Figure dataset records:
★ ★ ★ ★

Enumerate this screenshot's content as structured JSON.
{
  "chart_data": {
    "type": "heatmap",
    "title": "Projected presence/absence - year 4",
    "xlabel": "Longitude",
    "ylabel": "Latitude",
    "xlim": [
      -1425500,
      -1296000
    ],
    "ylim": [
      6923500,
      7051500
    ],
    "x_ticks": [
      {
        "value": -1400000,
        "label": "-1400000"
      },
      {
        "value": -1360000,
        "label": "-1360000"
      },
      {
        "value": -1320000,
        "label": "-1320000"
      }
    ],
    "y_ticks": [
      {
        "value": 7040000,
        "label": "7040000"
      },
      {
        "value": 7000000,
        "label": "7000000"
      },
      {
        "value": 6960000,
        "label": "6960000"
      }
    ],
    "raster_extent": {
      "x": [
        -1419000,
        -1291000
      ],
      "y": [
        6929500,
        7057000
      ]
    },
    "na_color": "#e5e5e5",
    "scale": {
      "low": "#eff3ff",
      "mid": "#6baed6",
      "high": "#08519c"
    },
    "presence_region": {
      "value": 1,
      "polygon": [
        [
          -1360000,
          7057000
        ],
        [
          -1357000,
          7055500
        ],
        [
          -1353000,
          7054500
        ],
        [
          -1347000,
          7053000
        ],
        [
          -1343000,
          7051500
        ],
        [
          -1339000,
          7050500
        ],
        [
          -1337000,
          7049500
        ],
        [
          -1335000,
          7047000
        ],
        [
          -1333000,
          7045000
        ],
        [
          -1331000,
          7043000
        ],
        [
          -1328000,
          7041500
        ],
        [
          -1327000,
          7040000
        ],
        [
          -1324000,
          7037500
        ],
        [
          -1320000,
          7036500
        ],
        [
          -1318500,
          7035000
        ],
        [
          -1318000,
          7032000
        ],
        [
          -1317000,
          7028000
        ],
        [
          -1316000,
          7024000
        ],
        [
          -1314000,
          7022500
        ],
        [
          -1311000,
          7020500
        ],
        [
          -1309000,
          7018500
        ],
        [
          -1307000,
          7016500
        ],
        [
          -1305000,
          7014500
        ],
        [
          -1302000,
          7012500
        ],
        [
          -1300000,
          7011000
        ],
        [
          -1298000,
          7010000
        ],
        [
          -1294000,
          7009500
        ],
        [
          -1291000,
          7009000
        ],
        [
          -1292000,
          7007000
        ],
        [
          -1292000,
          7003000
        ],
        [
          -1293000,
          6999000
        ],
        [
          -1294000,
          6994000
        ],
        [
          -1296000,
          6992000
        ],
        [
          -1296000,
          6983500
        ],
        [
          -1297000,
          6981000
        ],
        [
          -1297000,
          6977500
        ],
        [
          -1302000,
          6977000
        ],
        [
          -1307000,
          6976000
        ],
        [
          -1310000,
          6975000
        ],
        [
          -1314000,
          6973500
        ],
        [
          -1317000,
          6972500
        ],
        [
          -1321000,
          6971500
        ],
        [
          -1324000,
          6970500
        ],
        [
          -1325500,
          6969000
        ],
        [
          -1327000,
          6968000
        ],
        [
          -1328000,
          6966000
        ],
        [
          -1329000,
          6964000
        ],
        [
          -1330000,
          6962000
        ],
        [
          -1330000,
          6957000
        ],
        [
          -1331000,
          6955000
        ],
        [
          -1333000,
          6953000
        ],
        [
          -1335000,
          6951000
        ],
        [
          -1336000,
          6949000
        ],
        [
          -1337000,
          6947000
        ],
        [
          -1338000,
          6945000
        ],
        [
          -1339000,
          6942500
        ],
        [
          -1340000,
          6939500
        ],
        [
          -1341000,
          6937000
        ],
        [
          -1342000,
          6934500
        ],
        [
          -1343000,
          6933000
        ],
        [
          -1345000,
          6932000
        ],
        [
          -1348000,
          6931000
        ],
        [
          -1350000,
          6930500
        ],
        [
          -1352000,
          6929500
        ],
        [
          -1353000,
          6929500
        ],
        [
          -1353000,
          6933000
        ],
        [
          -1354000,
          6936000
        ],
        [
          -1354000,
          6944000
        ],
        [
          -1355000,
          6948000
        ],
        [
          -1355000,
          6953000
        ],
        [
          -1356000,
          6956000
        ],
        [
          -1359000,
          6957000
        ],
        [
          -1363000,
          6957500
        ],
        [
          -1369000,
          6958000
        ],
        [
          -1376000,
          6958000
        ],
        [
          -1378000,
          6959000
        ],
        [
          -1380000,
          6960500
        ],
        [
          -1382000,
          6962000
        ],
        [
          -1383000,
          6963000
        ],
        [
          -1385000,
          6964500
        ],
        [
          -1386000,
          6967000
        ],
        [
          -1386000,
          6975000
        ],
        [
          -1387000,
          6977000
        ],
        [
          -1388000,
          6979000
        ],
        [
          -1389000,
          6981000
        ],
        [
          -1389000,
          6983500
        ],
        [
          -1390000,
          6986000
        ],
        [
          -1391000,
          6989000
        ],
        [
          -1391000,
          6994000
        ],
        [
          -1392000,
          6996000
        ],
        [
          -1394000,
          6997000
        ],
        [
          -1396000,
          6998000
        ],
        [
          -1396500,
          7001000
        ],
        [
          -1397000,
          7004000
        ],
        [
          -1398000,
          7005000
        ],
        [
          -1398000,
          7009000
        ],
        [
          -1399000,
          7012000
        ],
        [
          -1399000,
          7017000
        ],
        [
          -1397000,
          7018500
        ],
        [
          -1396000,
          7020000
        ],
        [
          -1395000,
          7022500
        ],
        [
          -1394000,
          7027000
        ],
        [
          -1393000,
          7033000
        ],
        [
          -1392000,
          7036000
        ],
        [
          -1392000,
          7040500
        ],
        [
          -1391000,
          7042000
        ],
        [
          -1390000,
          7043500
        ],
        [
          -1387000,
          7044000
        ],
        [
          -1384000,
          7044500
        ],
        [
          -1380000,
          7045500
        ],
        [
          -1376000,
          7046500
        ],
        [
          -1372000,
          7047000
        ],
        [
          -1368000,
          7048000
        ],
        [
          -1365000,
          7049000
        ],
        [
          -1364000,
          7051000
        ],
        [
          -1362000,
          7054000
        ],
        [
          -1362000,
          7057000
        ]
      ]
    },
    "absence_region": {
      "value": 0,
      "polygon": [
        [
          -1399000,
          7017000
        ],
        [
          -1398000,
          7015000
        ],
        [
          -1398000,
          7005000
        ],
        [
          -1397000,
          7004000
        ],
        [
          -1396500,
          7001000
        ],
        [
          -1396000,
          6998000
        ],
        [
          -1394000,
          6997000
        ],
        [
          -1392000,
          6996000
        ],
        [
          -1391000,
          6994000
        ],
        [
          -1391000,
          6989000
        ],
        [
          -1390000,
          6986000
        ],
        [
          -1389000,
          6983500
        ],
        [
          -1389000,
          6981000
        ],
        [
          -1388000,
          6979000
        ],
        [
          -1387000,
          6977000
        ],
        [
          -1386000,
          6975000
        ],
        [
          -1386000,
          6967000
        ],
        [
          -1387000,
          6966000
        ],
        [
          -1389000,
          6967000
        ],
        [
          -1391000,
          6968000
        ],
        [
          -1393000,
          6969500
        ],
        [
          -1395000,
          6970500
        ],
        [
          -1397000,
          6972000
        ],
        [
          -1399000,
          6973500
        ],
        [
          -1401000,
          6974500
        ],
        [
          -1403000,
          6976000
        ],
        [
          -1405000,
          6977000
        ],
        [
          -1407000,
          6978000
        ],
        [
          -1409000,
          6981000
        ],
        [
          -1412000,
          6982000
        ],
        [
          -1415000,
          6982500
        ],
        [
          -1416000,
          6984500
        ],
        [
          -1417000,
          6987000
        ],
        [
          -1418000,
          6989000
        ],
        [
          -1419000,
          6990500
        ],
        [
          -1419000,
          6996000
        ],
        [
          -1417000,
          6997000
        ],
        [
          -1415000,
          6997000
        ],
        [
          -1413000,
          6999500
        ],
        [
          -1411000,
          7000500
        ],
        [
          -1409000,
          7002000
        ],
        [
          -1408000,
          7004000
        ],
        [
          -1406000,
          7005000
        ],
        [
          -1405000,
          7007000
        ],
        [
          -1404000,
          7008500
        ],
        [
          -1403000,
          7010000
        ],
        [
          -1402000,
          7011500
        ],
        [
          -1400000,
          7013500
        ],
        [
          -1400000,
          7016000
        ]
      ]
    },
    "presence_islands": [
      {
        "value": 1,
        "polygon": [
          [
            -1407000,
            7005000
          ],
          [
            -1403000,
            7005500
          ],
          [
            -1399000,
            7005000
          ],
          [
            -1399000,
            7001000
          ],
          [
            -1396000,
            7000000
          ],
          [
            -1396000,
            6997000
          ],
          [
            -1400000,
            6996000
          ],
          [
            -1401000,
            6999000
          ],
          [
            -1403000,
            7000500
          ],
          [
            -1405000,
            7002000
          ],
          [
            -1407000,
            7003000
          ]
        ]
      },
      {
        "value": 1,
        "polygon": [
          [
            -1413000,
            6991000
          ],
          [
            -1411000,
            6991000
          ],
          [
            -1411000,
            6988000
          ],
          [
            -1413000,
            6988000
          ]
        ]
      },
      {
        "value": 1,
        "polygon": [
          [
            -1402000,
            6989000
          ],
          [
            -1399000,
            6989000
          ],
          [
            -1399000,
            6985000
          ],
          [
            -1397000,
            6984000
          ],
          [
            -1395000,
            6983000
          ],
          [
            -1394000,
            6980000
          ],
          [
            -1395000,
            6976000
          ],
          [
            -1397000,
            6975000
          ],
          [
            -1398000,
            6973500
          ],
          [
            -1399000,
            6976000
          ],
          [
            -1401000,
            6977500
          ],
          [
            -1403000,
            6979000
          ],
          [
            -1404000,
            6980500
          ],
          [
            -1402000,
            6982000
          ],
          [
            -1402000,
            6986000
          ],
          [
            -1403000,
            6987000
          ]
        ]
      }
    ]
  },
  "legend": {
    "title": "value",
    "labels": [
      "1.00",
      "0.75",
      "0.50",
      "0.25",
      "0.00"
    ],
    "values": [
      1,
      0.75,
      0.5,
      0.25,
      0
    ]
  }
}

★ ★ ★ ★

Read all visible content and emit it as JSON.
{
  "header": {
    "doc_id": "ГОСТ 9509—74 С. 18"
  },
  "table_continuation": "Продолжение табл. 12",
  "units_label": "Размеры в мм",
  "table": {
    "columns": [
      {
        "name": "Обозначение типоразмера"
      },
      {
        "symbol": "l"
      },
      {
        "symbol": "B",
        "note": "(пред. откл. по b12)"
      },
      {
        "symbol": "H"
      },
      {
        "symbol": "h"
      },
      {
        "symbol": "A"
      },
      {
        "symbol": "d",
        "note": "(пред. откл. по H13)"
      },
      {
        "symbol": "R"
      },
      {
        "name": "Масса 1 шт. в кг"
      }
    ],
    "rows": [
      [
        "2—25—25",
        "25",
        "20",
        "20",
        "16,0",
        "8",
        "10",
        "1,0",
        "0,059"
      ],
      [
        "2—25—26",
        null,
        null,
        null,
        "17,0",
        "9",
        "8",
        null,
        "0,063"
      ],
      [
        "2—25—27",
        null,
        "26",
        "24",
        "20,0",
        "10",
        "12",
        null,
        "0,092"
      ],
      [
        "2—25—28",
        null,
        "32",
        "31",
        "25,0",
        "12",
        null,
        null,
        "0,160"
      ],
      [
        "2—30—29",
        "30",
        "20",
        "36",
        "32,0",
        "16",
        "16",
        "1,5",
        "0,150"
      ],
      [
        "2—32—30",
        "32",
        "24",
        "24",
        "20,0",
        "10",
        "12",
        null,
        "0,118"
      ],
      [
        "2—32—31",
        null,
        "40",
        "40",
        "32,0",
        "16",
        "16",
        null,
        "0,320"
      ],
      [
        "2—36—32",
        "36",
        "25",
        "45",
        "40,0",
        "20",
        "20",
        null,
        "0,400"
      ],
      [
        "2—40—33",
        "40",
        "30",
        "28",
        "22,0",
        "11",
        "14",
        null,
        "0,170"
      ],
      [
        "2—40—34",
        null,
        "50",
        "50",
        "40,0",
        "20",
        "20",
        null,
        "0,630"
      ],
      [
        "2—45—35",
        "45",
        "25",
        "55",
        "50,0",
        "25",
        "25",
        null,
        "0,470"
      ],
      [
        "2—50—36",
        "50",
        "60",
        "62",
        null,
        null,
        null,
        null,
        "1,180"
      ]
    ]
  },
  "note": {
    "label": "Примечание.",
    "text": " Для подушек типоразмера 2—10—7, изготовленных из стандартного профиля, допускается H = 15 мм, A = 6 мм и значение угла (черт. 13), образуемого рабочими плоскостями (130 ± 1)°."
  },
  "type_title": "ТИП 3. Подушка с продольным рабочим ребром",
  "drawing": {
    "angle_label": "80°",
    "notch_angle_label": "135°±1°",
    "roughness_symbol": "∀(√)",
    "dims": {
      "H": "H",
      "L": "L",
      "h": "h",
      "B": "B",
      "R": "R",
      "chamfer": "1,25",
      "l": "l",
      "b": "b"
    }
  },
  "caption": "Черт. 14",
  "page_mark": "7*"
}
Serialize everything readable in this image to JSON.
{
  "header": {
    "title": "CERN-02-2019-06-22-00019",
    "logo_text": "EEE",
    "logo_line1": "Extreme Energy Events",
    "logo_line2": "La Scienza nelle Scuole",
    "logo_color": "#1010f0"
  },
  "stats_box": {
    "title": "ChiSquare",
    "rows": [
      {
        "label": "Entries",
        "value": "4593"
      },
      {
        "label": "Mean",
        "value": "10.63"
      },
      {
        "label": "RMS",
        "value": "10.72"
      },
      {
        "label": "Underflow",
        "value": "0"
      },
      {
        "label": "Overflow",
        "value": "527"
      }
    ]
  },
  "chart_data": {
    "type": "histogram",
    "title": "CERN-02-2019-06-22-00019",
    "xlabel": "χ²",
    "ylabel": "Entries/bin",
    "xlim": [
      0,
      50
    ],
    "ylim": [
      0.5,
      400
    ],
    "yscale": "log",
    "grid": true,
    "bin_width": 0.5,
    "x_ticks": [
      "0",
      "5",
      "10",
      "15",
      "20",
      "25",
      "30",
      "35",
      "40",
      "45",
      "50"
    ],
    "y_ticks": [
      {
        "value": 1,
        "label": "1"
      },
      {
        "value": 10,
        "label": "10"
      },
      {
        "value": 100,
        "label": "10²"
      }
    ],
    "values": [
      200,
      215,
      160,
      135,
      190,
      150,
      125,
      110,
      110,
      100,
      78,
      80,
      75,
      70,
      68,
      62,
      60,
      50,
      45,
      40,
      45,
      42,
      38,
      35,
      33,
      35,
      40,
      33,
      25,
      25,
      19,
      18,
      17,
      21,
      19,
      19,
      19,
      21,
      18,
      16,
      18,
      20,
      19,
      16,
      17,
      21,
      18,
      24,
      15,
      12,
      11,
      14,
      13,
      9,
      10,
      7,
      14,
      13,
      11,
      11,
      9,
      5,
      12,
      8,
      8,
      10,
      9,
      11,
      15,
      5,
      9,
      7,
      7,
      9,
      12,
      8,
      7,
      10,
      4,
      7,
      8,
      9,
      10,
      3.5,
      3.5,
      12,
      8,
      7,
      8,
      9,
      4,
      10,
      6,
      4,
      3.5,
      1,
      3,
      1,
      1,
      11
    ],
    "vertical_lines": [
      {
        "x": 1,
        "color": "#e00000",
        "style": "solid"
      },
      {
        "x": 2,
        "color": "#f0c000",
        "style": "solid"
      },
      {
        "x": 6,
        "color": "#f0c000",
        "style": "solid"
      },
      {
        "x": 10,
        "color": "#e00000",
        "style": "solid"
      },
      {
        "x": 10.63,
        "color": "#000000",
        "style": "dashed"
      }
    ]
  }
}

★ ★ ★ ★

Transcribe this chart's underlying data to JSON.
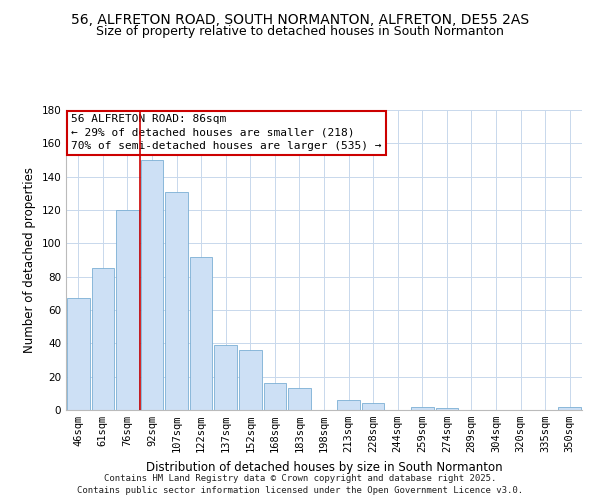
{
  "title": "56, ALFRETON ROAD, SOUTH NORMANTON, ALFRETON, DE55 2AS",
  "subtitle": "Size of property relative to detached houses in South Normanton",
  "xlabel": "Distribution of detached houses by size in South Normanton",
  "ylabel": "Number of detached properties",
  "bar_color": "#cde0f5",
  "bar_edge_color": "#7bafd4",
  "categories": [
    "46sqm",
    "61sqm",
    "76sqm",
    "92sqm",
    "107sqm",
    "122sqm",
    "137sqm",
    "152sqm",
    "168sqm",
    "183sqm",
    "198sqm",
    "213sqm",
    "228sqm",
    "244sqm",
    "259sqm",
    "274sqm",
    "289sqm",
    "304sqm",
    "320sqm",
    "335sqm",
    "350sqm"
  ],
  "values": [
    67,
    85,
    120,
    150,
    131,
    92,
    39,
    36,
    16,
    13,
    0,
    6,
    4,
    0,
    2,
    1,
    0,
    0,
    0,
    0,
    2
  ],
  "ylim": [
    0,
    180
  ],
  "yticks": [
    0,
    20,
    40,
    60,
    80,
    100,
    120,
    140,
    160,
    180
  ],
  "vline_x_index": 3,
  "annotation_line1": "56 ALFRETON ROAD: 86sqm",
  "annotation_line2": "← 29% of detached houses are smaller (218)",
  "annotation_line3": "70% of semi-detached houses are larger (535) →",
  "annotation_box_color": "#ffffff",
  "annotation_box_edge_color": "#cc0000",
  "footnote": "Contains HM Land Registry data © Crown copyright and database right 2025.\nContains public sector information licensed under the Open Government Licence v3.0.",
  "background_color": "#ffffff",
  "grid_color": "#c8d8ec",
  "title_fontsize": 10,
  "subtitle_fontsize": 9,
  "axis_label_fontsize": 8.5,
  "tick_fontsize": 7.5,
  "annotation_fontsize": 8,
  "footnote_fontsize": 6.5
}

★ ★ ★ ★

*WORK TO BE COMPLETED*
Count each line above in which the string "ROAD" appears, then state only the total.

*RESULT BELOW*
2